Look over the lines below. Report each one that includes the string "emoji".

-- Dataset rows start --

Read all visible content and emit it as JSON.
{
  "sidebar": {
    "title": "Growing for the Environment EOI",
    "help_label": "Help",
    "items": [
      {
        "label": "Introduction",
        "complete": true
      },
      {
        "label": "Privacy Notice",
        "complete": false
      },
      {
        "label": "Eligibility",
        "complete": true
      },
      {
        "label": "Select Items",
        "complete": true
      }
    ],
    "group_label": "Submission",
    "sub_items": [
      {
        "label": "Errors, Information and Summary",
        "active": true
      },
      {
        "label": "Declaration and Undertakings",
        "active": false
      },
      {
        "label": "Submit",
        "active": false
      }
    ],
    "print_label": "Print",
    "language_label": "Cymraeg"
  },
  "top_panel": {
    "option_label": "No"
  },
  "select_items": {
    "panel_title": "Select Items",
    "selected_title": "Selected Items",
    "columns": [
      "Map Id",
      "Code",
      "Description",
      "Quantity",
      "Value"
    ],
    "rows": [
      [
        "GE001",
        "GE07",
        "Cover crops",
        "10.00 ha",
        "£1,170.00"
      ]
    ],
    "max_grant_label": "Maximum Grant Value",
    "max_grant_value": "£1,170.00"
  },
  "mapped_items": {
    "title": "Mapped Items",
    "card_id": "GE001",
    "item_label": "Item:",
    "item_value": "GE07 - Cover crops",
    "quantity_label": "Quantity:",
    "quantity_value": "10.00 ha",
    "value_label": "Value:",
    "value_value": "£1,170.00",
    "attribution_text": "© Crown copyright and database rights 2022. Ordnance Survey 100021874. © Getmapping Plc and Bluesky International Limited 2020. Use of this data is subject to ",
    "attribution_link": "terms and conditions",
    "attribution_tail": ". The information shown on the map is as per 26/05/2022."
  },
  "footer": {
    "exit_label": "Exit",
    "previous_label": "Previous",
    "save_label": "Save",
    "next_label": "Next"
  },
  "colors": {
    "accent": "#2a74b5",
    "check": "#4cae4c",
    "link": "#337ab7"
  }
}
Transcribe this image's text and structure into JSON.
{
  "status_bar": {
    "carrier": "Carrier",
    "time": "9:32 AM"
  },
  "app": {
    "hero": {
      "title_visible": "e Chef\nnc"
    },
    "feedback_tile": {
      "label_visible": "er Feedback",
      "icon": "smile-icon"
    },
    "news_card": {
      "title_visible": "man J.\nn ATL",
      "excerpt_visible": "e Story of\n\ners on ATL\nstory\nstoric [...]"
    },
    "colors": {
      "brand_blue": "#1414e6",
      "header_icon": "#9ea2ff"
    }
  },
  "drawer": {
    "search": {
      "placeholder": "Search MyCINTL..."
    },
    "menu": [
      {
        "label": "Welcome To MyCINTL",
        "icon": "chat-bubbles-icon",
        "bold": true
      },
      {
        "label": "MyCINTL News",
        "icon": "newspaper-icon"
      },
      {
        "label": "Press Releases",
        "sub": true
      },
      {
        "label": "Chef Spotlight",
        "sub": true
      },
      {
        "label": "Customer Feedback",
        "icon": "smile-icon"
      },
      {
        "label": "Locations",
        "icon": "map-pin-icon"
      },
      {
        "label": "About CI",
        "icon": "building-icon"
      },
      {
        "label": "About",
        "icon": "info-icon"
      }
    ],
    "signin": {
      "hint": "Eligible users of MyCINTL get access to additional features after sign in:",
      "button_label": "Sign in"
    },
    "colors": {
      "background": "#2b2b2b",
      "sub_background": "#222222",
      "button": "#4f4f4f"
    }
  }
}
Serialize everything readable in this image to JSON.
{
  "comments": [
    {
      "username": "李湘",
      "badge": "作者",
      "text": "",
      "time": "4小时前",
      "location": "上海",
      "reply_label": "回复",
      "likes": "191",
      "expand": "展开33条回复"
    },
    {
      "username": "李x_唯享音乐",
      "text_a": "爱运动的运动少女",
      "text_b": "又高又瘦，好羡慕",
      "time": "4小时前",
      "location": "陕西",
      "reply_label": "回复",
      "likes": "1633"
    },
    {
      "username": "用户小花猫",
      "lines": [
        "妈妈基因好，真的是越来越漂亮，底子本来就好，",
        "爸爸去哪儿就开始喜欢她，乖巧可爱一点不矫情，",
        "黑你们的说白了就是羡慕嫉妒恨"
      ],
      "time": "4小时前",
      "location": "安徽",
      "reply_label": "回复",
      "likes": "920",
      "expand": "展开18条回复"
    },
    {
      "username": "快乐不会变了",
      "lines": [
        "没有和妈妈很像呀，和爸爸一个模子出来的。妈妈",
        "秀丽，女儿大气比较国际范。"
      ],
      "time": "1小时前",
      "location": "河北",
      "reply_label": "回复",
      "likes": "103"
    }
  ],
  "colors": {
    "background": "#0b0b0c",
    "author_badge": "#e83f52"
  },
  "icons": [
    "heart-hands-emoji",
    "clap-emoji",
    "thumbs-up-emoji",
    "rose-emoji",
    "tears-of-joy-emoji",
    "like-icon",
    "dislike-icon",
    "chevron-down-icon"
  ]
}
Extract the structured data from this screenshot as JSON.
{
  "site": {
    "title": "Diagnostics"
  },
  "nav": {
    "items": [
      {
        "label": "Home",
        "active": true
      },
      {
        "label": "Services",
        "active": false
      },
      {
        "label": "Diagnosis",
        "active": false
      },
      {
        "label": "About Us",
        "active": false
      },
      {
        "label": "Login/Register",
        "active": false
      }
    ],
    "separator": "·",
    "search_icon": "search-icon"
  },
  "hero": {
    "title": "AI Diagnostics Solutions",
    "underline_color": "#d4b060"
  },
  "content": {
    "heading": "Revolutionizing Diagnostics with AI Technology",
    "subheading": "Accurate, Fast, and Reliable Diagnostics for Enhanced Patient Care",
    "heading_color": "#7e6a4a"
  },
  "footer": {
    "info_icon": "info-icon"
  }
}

-- Dataset rows end --

▸ **In response**
    "heart-hands-emoji",
    "clap-emoji",
    "thumbs-up-emoji",
    "rose-emoji",
    "tears-of-joy-emoji",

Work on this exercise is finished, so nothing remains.